### DIRECTIONS
Every entry that follows needs to be repeated exactly.

====== SUPPLIED ENTRIES ======

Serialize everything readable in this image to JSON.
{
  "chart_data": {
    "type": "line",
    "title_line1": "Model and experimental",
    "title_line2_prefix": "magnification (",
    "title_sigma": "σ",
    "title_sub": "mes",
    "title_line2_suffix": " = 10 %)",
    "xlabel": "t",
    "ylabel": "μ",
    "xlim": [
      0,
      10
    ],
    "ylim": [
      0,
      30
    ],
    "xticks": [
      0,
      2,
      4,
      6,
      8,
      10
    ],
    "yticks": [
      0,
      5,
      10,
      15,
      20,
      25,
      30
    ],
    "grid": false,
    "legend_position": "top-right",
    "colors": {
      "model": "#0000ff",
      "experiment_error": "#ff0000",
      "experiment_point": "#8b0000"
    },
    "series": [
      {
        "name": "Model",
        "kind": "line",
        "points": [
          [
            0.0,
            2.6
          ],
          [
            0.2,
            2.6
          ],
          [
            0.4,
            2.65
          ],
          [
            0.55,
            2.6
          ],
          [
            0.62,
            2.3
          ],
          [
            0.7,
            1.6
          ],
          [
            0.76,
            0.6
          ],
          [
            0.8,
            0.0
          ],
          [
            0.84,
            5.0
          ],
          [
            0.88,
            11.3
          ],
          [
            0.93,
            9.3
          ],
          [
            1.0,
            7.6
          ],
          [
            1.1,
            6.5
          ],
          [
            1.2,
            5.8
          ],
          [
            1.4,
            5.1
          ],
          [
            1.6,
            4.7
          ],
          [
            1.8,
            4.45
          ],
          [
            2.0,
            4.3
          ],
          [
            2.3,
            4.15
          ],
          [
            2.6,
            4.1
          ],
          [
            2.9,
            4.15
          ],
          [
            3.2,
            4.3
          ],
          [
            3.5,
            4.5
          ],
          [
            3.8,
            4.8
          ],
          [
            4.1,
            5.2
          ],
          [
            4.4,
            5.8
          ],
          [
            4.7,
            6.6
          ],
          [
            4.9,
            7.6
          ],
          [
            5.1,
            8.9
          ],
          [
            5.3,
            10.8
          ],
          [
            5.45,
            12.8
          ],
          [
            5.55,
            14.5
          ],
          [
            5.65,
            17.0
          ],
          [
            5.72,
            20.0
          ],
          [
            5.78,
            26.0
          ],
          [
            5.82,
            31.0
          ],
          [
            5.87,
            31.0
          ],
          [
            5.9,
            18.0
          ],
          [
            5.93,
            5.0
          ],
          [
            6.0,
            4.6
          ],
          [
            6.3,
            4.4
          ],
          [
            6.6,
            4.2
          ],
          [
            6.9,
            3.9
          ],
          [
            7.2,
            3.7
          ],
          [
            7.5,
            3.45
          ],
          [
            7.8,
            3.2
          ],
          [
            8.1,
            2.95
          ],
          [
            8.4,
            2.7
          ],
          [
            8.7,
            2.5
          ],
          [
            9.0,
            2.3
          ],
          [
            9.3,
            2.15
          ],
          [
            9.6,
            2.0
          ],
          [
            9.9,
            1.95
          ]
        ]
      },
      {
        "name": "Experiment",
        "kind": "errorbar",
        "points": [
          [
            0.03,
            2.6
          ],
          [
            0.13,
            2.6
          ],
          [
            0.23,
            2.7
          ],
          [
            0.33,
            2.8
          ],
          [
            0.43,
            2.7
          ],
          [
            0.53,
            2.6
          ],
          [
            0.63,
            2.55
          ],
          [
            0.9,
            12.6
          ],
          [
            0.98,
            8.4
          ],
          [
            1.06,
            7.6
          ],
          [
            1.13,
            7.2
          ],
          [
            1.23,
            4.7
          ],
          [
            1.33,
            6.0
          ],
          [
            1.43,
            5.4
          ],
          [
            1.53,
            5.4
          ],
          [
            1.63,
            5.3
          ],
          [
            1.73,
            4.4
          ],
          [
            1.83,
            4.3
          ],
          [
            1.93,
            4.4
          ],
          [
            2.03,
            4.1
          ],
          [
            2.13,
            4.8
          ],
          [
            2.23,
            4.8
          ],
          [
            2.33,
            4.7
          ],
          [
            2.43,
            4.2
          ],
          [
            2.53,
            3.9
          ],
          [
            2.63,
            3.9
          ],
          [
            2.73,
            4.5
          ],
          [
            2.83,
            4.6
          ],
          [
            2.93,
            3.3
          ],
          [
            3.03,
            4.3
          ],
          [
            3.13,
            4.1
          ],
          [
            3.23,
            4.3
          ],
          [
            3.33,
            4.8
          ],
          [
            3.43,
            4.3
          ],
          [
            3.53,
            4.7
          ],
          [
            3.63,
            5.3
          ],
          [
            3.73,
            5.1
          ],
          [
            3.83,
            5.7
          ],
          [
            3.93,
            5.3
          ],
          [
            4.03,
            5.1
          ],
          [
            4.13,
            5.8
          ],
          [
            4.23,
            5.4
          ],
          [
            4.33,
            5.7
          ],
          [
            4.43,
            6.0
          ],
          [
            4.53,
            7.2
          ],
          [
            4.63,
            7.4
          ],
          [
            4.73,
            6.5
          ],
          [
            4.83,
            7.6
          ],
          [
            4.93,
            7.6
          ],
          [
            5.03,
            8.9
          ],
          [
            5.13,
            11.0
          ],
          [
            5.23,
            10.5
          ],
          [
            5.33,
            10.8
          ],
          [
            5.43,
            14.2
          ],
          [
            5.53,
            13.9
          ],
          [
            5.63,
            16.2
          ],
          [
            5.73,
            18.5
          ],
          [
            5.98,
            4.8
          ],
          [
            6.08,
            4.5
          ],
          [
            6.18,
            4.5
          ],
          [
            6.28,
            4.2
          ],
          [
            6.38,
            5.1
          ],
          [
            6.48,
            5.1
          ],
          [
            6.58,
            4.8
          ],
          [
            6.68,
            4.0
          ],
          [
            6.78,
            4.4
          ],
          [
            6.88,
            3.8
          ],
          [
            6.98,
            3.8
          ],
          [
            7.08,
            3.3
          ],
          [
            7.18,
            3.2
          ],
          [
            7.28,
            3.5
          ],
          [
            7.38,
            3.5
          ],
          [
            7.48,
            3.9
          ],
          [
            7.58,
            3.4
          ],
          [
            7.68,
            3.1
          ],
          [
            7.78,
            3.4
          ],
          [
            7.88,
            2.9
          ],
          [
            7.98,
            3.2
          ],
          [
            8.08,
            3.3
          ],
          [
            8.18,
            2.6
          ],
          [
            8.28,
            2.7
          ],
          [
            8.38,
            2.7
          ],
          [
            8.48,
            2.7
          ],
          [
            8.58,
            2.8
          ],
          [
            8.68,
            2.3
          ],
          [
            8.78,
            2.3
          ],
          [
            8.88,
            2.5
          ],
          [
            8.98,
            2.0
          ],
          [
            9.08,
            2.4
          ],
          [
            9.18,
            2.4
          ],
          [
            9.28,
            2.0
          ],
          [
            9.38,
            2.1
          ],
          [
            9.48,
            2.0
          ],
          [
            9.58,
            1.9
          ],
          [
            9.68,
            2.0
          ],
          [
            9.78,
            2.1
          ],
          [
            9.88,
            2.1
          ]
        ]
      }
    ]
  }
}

======

### EXERCISE RESULT
Serialize everything readable in this image to JSON.
{
  "chart_data": {
    "type": "line",
    "title_line1": "Model and experimental",
    "title_line2_prefix": "magnification (",
    "title_sigma": "σ",
    "title_sub": "mes",
    "title_line2_suffix": " = 10 %)",
    "xlabel": "t",
    "ylabel": "μ",
    "xlim": [
      0,
      10
    ],
    "ylim": [
      0,
      30
    ],
    "xticks": [
      0,
      2,
      4,
      6,
      8,
      10
    ],
    "yticks": [
      0,
      5,
      10,
      15,
      20,
      25,
      30
    ],
    "grid": false,
    "legend_position": "top-right",
    "colors": {
      "model": "#0000ff",
      "experiment_error": "#ff0000",
      "experiment_point": "#8b0000"
    },
    "series": [
      {
        "name": "Model",
        "kind": "line",
        "points": [
          [
            0.0,
            2.6
          ],
          [
            0.2,
            2.6
          ],
          [
            0.4,
            2.65
          ],
          [
            0.55,
            2.6
          ],
          [
            0.62,
            2.3
          ],
          [
            0.7,
            1.6
          ],
          [
            0.76,
            0.6
          ],
          [
            0.8,
            0.0
          ],
          [
            0.84,
            5.0
          ],
          [
            0.88,
            11.3
          ],
          [
            0.93,
            9.3
          ],
          [
            1.0,
            7.6
          ],
          [
            1.1,
            6.5
          ],
          [
            1.2,
            5.8
          ],
          [
            1.4,
            5.1
          ],
          [
            1.6,
            4.7
          ],
          [
            1.8,
            4.45
          ],
          [
            2.0,
            4.3
          ],
          [
            2.3,
            4.15
          ],
          [
            2.6,
            4.1
          ],
          [
            2.9,
            4.15
          ],
          [
            3.2,
            4.3
          ],
          [
            3.5,
            4.5
          ],
          [
            3.8,
            4.8
          ],
          [
            4.1,
            5.2
          ],
          [
            4.4,
            5.8
          ],
          [
            4.7,
            6.6
          ],
          [
            4.9,
            7.6
          ],
          [
            5.1,
            8.9
          ],
          [
            5.3,
            10.8
          ],
          [
            5.45,
            12.8
          ],
          [
            5.55,
            14.5
          ],
          [
            5.65,
            17.0
          ],
          [
            5.72,
            20.0
          ],
          [
            5.78,
            26.0
          ],
          [
            5.82,
            31.0
          ],
          [
            5.87,
            31.0
          ],
          [
            5.9,
            18.0
          ],
          [
            5.93,
            5.0
          ],
          [
            6.0,
            4.6
          ],
          [
            6.3,
            4.4
          ],
          [
            6.6,
            4.2
          ],
          [
            6.9,
            3.9
          ],
          [
            7.2,
            3.7
          ],
          [
            7.5,
            3.45
          ],
          [
            7.8,
            3.2
          ],
          [
            8.1,
            2.95
          ],
          [
            8.4,
            2.7
          ],
          [
            8.7,
            2.5
          ],
          [
            9.0,
            2.3
          ],
          [
            9.3,
            2.15
          ],
          [
            9.6,
            2.0
          ],
          [
            9.9,
            1.95
          ]
        ]
      },
      {
        "name": "Experiment",
        "kind": "errorbar",
        "points": [
          [
            0.03,
            2.6
          ],
          [
            0.13,
            2.6
          ],
          [
            0.23,
            2.7
          ],
          [
            0.33,
            2.8
          ],
          [
            0.43,
            2.7
          ],
          [
            0.53,
            2.6
          ],
          [
            0.63,
            2.55
          ],
          [
            0.9,
            12.6
          ],
          [
            0.98,
            8.4
          ],
          [
            1.06,
            7.6
          ],
          [
            1.13,
            7.2
          ],
          [
            1.23,
            4.7
          ],
          [
            1.33,
            6.0
          ],
          [
            1.43,
            5.4
          ],
          [
            1.53,
            5.4
          ],
          [
            1.63,
            5.3
          ],
          [
            1.73,
            4.4
          ],
          [
            1.83,
            4.3
          ],
          [
            1.93,
            4.4
          ],
          [
            2.03,
            4.1
          ],
          [
            2.13,
            4.8
          ],
          [
            2.23,
            4.8
          ],
          [
            2.33,
            4.7
          ],
          [
            2.43,
            4.2
          ],
          [
            2.53,
            3.9
          ],
          [
            2.63,
            3.9
          ],
          [
            2.73,
            4.5
          ],
          [
            2.83,
            4.6
          ],
          [
            2.93,
            3.3
          ],
          [
            3.03,
            4.3
          ],
          [
            3.13,
            4.1
          ],
          [
            3.23,
            4.3
          ],
          [
            3.33,
            4.8
          ],
          [
            3.43,
            4.3
          ],
          [
            3.53,
            4.7
          ],
          [
            3.63,
            5.3
          ],
          [
            3.73,
            5.1
          ],
          [
            3.83,
            5.7
          ],
          [
            3.93,
            5.3
          ],
          [
            4.03,
            5.1
          ],
          [
            4.13,
            5.8
          ],
          [
            4.23,
            5.4
          ],
          [
            4.33,
            5.7
          ],
          [
            4.43,
            6.0
          ],
          [
            4.53,
            7.2
          ],
          [
            4.63,
            7.4
          ],
          [
            4.73,
            6.5
          ],
          [
            4.83,
            7.6
          ],
          [
            4.93,
            7.6
          ],
          [
            5.03,
            8.9
          ],
          [
            5.13,
            11.0
          ],
          [
            5.23,
            10.5
          ],
          [
            5.33,
            10.8
          ],
          [
            5.43,
            14.2
          ],
          [
            5.53,
            13.9
          ],
          [
            5.63,
            16.2
          ],
          [
            5.73,
            18.5
          ],
          [
            5.98,
            4.8
          ],
          [
            6.08,
            4.5
          ],
          [
            6.18,
            4.5
          ],
          [
            6.28,
            4.2
          ],
          [
            6.38,
            5.1
          ],
          [
            6.48,
            5.1
          ],
          [
            6.58,
            4.8
          ],
          [
            6.68,
            4.0
          ],
          [
            6.78,
            4.4
          ],
          [
            6.88,
            3.8
          ],
          [
            6.98,
            3.8
          ],
          [
            7.08,
            3.3
          ],
          [
            7.18,
            3.2
          ],
          [
            7.28,
            3.5
          ],
          [
            7.38,
            3.5
          ],
          [
            7.48,
            3.9
          ],
          [
            7.58,
            3.4
          ],
          [
            7.68,
            3.1
          ],
          [
            7.78,
            3.4
          ],
          [
            7.88,
            2.9
          ],
          [
            7.98,
            3.2
          ],
          [
            8.08,
            3.3
          ],
          [
            8.18,
            2.6
          ],
          [
            8.28,
            2.7
          ],
          [
            8.38,
            2.7
          ],
          [
            8.48,
            2.7
          ],
          [
            8.58,
            2.8
          ],
          [
            8.68,
            2.3
          ],
          [
            8.78,
            2.3
          ],
          [
            8.88,
            2.5
          ],
          [
            8.98,
            2.0
          ],
          [
            9.08,
            2.4
          ],
          [
            9.18,
            2.4
          ],
          [
            9.28,
            2.0
          ],
          [
            9.38,
            2.1
          ],
          [
            9.48,
            2.0
          ],
          [
            9.58,
            1.9
          ],
          [
            9.68,
            2.0
          ],
          [
            9.78,
            2.1
          ],
          [
            9.88,
            2.1
          ]
        ]
      }
    ]
  }
}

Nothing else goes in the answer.